--- Source material ---
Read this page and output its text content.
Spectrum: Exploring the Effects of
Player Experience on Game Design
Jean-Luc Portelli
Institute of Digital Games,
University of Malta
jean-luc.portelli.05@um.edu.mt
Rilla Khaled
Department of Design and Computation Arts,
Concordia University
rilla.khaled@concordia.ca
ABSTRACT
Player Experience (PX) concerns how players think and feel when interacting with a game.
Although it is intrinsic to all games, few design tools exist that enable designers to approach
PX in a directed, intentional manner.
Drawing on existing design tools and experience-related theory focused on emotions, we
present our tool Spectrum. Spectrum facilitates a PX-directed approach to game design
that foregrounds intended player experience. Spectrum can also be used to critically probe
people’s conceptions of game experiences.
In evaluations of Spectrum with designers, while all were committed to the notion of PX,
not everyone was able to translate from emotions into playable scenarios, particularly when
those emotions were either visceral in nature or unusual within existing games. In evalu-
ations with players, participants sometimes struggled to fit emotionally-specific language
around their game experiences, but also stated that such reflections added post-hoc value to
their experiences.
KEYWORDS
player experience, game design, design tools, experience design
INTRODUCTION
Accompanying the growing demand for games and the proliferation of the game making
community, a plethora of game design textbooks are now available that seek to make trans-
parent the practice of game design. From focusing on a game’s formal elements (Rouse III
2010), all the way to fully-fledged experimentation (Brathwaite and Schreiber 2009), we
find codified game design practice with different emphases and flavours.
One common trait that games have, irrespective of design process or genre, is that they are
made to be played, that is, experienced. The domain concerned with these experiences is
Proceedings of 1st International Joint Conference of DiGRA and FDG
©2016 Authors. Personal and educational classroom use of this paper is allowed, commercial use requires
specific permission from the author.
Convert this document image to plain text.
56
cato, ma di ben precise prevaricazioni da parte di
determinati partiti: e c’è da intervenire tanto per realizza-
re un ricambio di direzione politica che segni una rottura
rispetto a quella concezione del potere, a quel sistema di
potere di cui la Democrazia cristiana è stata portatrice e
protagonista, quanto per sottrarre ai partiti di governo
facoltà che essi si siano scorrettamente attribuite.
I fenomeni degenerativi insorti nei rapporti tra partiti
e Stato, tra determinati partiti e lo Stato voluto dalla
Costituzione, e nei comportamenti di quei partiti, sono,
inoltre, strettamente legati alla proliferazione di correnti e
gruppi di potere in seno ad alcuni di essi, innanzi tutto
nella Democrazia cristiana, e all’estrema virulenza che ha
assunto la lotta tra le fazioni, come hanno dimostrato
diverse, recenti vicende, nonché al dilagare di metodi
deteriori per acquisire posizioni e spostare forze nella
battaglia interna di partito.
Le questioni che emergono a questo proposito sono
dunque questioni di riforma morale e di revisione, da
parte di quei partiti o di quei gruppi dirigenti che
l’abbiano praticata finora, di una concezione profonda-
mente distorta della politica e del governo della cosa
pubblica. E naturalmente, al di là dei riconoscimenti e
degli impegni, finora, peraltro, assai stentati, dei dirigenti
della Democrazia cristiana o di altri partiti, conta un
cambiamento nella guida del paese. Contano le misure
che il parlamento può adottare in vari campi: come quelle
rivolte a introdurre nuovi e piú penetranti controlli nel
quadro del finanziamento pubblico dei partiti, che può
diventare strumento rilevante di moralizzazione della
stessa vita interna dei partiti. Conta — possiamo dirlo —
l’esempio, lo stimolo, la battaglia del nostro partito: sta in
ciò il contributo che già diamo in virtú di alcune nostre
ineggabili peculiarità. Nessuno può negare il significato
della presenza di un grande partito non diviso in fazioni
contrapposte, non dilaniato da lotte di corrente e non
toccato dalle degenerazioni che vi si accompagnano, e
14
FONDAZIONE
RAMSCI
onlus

--- Problem to solve ---
Reproduce each line verbatim.

--- Solved exercise ---
Read this page and output its text content.
Spectrum: Exploring the Effects of
Player Experience on Game Design
Jean-Luc Portelli
Institute of Digital Games,
University of Malta
jean-luc.portelli.05@um.edu.mt
Rilla Khaled
Department of Design and Computation Arts,
Concordia University
rilla.khaled@concordia.ca
ABSTRACT
Player Experience (PX) concerns how players think and feel when interacting with a game.
Although it is intrinsic to all games, few design tools exist that enable designers to approach
PX in a directed, intentional manner.
Drawing on existing design tools and experience-related theory focused on emotions, we
present our tool Spectrum. Spectrum facilitates a PX-directed approach to game design
that foregrounds intended player experience. Spectrum can also be used to critically probe
people’s conceptions of game experiences.
In evaluations of Spectrum with designers, while all were committed to the notion of PX,
not everyone was able to translate from emotions into playable scenarios, particularly when
those emotions were either visceral in nature or unusual within existing games. In evalu-
ations with players, participants sometimes struggled to fit emotionally-specific language
around their game experiences, but also stated that such reflections added post-hoc value to
their experiences.
KEYWORDS
player experience, game design, design tools, experience design
INTRODUCTION
Accompanying the growing demand for games and the proliferation of the game making
community, a plethora of game design textbooks are now available that seek to make trans-
parent the practice of game design. From focusing on a game’s formal elements (Rouse III
2010), all the way to fully-fledged experimentation (Brathwaite and Schreiber 2009), we
find codified game design practice with different emphases and flavours.
One common trait that games have, irrespective of design process or genre, is that they are
made to be played, that is, experienced. The domain concerned with these experiences is
Proceedings of 1st International Joint Conference of DiGRA and FDG
©2016 Authors. Personal and educational classroom use of this paper is allowed, commercial use requires
specific permission from the author.
Convert this document image to plain text.
56
cato, ma di ben precise prevaricazioni da parte di
determinati partiti: e c’è da intervenire tanto per realizza-
re un ricambio di direzione politica che segni una rottura
rispetto a quella concezione del potere, a quel sistema di
potere di cui la Democrazia cristiana è stata portatrice e
protagonista, quanto per sottrarre ai partiti di governo
facoltà che essi si siano scorrettamente attribuite.
I fenomeni degenerativi insorti nei rapporti tra partiti
e Stato, tra determinati partiti e lo Stato voluto dalla
Costituzione, e nei comportamenti di quei partiti, sono,
inoltre, strettamente legati alla proliferazione di correnti e
gruppi di potere in seno ad alcuni di essi, innanzi tutto
nella Democrazia cristiana, e all’estrema virulenza che ha
assunto la lotta tra le fazioni, come hanno dimostrato
diverse, recenti vicende, nonché al dilagare di metodi
deteriori per acquisire posizioni e spostare forze nella
battaglia interna di partito.
Le questioni che emergono a questo proposito sono
dunque questioni di riforma morale e di revisione, da
parte di quei partiti o di quei gruppi dirigenti che
l’abbiano praticata finora, di una concezione profonda-
mente distorta della politica e del governo della cosa
pubblica. E naturalmente, al di là dei riconoscimenti e
degli impegni, finora, peraltro, assai stentati, dei dirigenti
della Democrazia cristiana o di altri partiti, conta un
cambiamento nella guida del paese. Contano le misure
che il parlamento può adottare in vari campi: come quelle
rivolte a introdurre nuovi e piú penetranti controlli nel
quadro del finanziamento pubblico dei partiti, che può
diventare strumento rilevante di moralizzazione della
stessa vita interna dei partiti. Conta — possiamo dirlo —
l’esempio, lo stimolo, la battaglia del nostro partito: sta in
ciò il contributo che già diamo in virtú di alcune nostre
ineggabili peculiarità. Nessuno può negare il significato
della presenza di un grande partito non diviso in fazioni
contrapposte, non dilaniato da lotte di corrente e non
toccato dalle degenerazioni che vi si accompagnano, e
14
FONDAZIONE
RAMSCI
onlus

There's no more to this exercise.